Task brief | Copy each line of the data below with the word "this".

++++ Source records ++++

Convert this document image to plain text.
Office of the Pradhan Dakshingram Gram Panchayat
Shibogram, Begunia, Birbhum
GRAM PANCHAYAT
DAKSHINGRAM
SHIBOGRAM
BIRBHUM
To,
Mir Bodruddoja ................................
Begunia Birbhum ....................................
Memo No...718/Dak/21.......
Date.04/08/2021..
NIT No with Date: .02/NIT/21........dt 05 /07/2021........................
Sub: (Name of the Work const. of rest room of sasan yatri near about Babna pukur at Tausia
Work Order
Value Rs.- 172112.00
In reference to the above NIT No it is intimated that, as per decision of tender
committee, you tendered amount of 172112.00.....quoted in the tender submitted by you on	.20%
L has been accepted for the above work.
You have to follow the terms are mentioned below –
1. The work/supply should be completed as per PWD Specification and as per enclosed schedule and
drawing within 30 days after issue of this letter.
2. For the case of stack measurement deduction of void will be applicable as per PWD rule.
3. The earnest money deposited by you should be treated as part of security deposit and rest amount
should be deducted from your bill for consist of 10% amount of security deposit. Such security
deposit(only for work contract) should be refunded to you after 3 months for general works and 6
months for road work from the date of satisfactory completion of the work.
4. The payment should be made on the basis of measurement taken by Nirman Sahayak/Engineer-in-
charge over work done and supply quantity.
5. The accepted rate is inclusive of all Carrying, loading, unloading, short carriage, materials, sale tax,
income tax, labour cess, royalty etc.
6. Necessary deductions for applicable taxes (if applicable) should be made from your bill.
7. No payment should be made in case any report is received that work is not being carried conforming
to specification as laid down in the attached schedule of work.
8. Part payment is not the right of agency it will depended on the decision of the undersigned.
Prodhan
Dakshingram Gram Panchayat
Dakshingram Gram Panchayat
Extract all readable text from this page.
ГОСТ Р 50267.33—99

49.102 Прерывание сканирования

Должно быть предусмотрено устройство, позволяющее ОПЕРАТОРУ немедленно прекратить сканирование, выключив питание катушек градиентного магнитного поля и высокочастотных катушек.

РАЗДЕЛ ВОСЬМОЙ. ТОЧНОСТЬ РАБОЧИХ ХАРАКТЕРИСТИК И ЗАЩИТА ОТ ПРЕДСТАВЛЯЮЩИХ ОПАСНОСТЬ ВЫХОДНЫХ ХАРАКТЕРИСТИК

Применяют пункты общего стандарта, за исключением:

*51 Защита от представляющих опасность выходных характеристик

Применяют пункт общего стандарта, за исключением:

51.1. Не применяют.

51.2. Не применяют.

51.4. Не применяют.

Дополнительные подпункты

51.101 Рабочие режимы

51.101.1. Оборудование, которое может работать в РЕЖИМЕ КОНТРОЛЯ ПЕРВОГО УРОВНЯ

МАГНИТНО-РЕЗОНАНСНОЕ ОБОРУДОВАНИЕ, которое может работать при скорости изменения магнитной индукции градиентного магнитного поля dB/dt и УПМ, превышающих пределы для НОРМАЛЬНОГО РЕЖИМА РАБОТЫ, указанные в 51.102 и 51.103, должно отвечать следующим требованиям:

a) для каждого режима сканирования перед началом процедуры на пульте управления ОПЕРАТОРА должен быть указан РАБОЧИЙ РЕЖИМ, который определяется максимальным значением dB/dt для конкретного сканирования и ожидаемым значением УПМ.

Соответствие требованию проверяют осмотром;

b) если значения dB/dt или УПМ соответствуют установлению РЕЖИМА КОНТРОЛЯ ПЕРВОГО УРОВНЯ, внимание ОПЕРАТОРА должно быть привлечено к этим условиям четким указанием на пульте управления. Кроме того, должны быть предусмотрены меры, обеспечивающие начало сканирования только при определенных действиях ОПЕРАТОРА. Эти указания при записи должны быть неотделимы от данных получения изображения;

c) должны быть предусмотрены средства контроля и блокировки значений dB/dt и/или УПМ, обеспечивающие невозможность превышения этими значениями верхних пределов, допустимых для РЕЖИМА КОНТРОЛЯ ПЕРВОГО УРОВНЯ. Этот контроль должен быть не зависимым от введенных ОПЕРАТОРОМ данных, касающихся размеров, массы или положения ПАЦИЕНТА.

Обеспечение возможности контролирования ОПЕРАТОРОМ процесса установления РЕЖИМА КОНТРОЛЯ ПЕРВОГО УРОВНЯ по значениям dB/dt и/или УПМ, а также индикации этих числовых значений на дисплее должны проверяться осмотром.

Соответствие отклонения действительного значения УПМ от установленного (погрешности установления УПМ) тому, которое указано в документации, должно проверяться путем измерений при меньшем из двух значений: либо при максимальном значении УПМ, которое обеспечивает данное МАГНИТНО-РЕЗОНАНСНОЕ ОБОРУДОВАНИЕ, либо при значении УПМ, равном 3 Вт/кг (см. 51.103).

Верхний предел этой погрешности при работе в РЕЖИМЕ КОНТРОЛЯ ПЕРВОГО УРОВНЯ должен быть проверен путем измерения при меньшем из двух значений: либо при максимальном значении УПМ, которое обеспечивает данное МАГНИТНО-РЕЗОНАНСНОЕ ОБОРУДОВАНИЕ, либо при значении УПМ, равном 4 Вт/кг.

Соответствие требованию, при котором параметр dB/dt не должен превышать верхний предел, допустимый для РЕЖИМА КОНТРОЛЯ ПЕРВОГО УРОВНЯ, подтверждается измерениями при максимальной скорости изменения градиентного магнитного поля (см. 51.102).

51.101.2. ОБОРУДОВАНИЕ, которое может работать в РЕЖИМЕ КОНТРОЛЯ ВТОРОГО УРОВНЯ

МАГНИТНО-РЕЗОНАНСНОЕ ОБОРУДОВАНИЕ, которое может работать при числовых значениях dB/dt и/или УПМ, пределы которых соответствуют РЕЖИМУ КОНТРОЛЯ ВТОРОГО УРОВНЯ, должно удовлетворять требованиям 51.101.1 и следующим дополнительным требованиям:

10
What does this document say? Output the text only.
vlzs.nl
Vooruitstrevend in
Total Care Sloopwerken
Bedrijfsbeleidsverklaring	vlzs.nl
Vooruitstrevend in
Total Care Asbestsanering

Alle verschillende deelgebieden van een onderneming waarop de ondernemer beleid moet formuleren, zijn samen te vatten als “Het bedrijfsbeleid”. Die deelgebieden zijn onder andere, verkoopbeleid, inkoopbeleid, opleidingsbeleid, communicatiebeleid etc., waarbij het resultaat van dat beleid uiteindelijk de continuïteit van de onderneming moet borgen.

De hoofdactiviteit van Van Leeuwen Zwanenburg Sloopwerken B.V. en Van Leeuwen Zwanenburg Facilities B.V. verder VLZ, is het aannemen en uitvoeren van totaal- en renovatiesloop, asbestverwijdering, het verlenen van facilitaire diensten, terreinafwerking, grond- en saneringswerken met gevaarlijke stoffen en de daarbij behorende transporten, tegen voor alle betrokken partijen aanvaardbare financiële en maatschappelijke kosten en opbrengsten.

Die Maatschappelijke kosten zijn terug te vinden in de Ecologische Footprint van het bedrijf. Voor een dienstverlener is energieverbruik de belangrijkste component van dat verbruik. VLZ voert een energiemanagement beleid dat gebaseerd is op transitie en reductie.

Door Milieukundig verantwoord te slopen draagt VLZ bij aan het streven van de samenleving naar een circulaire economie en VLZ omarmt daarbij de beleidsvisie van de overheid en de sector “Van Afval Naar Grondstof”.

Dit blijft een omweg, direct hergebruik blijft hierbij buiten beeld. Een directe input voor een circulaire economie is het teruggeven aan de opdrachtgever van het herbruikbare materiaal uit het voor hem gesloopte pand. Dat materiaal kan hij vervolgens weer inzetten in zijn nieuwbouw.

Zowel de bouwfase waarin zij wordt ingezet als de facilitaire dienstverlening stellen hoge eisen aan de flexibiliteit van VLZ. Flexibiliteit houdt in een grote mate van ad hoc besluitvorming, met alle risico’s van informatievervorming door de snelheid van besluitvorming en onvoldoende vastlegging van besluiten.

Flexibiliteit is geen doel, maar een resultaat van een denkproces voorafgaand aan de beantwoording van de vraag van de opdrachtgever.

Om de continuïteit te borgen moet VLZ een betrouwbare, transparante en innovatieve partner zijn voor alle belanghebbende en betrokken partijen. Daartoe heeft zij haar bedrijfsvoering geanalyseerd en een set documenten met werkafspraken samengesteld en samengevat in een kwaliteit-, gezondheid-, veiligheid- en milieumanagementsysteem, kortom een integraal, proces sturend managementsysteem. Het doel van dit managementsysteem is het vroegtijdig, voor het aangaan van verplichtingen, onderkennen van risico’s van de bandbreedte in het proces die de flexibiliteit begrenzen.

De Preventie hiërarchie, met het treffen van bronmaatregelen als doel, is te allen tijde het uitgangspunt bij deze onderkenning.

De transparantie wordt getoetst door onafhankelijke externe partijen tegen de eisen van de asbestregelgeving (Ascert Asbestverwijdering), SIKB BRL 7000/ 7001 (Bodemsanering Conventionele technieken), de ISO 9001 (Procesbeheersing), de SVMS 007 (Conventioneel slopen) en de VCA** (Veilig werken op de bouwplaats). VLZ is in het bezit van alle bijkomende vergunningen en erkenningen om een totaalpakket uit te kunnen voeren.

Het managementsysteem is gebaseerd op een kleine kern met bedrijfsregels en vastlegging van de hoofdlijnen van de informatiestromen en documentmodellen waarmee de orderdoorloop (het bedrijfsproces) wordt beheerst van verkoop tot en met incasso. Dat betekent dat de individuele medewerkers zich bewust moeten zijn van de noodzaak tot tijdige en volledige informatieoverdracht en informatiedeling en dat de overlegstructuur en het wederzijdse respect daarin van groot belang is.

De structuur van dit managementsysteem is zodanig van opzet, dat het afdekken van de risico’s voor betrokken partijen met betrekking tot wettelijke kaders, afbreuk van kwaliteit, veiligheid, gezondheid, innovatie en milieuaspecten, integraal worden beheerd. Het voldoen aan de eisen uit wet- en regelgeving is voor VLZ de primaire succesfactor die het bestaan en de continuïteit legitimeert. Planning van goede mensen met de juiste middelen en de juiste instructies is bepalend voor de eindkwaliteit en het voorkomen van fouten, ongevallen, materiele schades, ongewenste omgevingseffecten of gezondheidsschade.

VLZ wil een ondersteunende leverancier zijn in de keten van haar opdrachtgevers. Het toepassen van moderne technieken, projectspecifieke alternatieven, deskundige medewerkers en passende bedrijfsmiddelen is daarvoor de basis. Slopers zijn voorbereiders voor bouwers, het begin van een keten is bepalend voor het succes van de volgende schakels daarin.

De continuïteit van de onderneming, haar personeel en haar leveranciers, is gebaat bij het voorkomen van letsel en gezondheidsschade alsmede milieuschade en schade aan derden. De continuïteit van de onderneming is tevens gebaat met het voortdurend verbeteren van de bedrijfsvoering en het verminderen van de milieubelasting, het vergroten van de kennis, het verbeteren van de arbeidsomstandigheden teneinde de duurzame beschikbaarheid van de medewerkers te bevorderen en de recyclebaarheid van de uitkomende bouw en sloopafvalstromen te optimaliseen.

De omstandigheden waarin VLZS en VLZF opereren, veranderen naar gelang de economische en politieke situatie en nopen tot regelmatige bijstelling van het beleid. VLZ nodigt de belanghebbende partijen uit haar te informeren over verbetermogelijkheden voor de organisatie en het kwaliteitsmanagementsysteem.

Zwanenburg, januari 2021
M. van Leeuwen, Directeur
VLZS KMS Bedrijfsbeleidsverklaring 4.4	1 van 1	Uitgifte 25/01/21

++++

Answer for the task |
Convert this document image to plain text.
drawing within 30 days after issue of this letter.
Extract all readable text from this page.
What does this document say? Output the text only.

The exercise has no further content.